- **Records for the task**:

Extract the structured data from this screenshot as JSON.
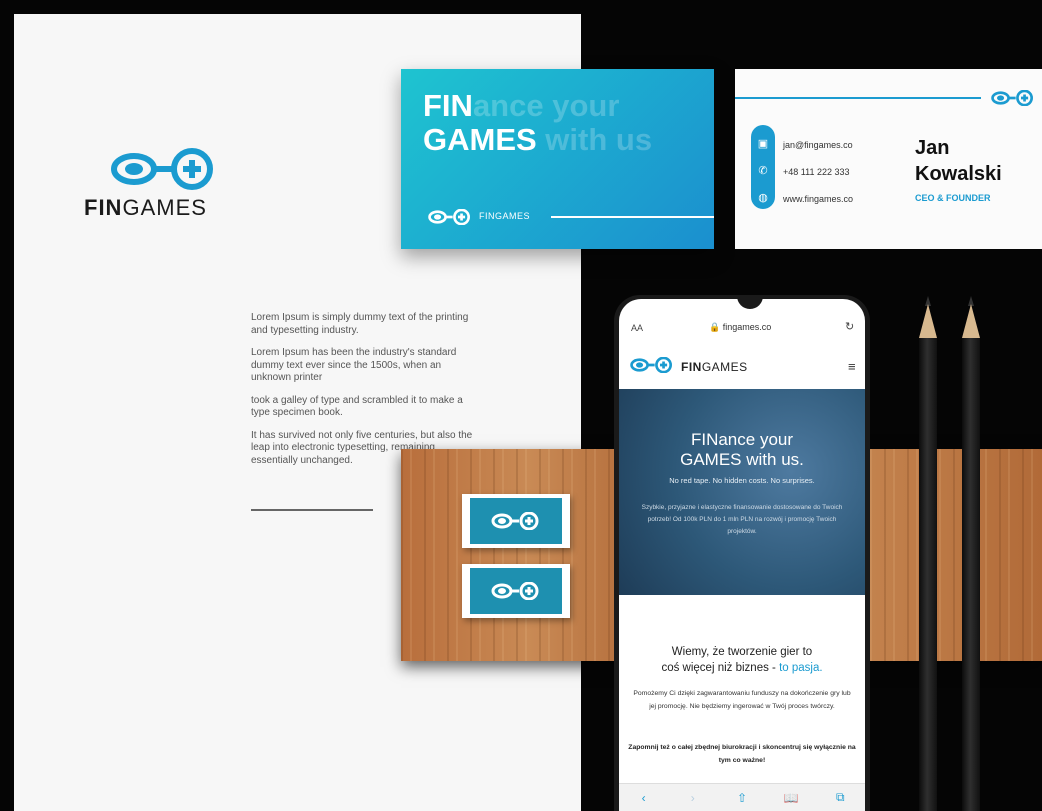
{
  "brand": {
    "name_bold": "FIN",
    "name_light": "GAMES",
    "accent_color": "#1b9bd0",
    "logo_icon": "fingames-logo-icon"
  },
  "letterhead": {
    "paragraphs": [
      "Lorem Ipsum is simply dummy text of the printing and typesetting industry.",
      "Lorem Ipsum has been the industry's standard dummy text ever since the 1500s, when an unknown printer",
      "took a galley of type and scrambled it to make a type specimen book.",
      "It has survived not only five centuries, but also the leap into electronic typesetting, remaining essentially unchanged."
    ]
  },
  "blue_card": {
    "line1_bold": "FIN",
    "line1_rest": "ance your",
    "line2_bold": "GAMES",
    "line2_rest": " with us",
    "footer_brand": "FINGAMES"
  },
  "business_card": {
    "email": "jan@fingames.co",
    "phone": "+48 111 222 333",
    "website": "www.fingames.co",
    "first_name": "Jan",
    "last_name": "Kowalski",
    "role": "CEO & FOUNDER",
    "icons": [
      "id-card-icon",
      "phone-icon",
      "globe-icon"
    ]
  },
  "phone": {
    "aa": "AA",
    "url": "🔒 fingames.co",
    "reload": "↻",
    "menu": "≡",
    "hero_line1": "FINance your",
    "hero_line2": "GAMES with us.",
    "hero_sub": "No red tape. No hidden costs. No surprises.",
    "hero_para": "Szybkie, przyjazne i elastyczne finansowanie dostosowane do Twoich potrzeb! Od 100k PLN do 1 mln PLN na rozwój i promocję Twoich projektów.",
    "section_line1": "Wiemy, że tworzenie gier to",
    "section_line2": "coś więcej niż biznes - ",
    "section_accent": "to pasja.",
    "body": "Pomożemy Ci dzięki zagwarantowaniu funduszy na dokończenie gry lub jej promocję. Nie będziemy ingerować w Twój proces twórczy.",
    "bold_text": "Zapomnij też o całej zbędnej biurokracji i skoncentruj się wyłącznie na tym co ważne!",
    "nav": [
      "‹",
      "›",
      "⇧",
      "📖",
      "⧉"
    ]
  }
}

- **Description of the task**: Each record above should be copied character for character, with pictures dropped.

- **Written response**:
Extract the structured data from this screenshot as JSON.
{
  "brand": {
    "name_bold": "FIN",
    "name_light": "GAMES",
    "accent_color": "#1b9bd0",
    "logo_icon": "fingames-logo-icon"
  },
  "letterhead": {
    "paragraphs": [
      "Lorem Ipsum is simply dummy text of the printing and typesetting industry.",
      "Lorem Ipsum has been the industry's standard dummy text ever since the 1500s, when an unknown printer",
      "took a galley of type and scrambled it to make a type specimen book.",
      "It has survived not only five centuries, but also the leap into electronic typesetting, remaining essentially unchanged."
    ]
  },
  "blue_card": {
    "line1_bold": "FIN",
    "line1_rest": "ance your",
    "line2_bold": "GAMES",
    "line2_rest": " with us",
    "footer_brand": "FINGAMES"
  },
  "business_card": {
    "email": "jan@fingames.co",
    "phone": "+48 111 222 333",
    "website": "www.fingames.co",
    "first_name": "Jan",
    "last_name": "Kowalski",
    "role": "CEO & FOUNDER",
    "icons": [
      "id-card-icon",
      "phone-icon",
      "globe-icon"
    ]
  },
  "phone": {
    "aa": "AA",
    "url": "🔒 fingames.co",
    "reload": "↻",
    "menu": "≡",
    "hero_line1": "FINance your",
    "hero_line2": "GAMES with us.",
    "hero_sub": "No red tape. No hidden costs. No surprises.",
    "hero_para": "Szybkie, przyjazne i elastyczne finansowanie dostosowane do Twoich potrzeb! Od 100k PLN do 1 mln PLN na rozwój i promocję Twoich projektów.",
    "section_line1": "Wiemy, że tworzenie gier to",
    "section_line2": "coś więcej niż biznes - ",
    "section_accent": "to pasja.",
    "body": "Pomożemy Ci dzięki zagwarantowaniu funduszy na dokończenie gry lub jej promocję. Nie będziemy ingerować w Twój proces twórczy.",
    "bold_text": "Zapomnij też o całej zbędnej biurokracji i skoncentruj się wyłącznie na tym co ważne!",
    "nav": [
      "‹",
      "›",
      "⇧",
      "📖",
      "⧉"
    ]
  }
}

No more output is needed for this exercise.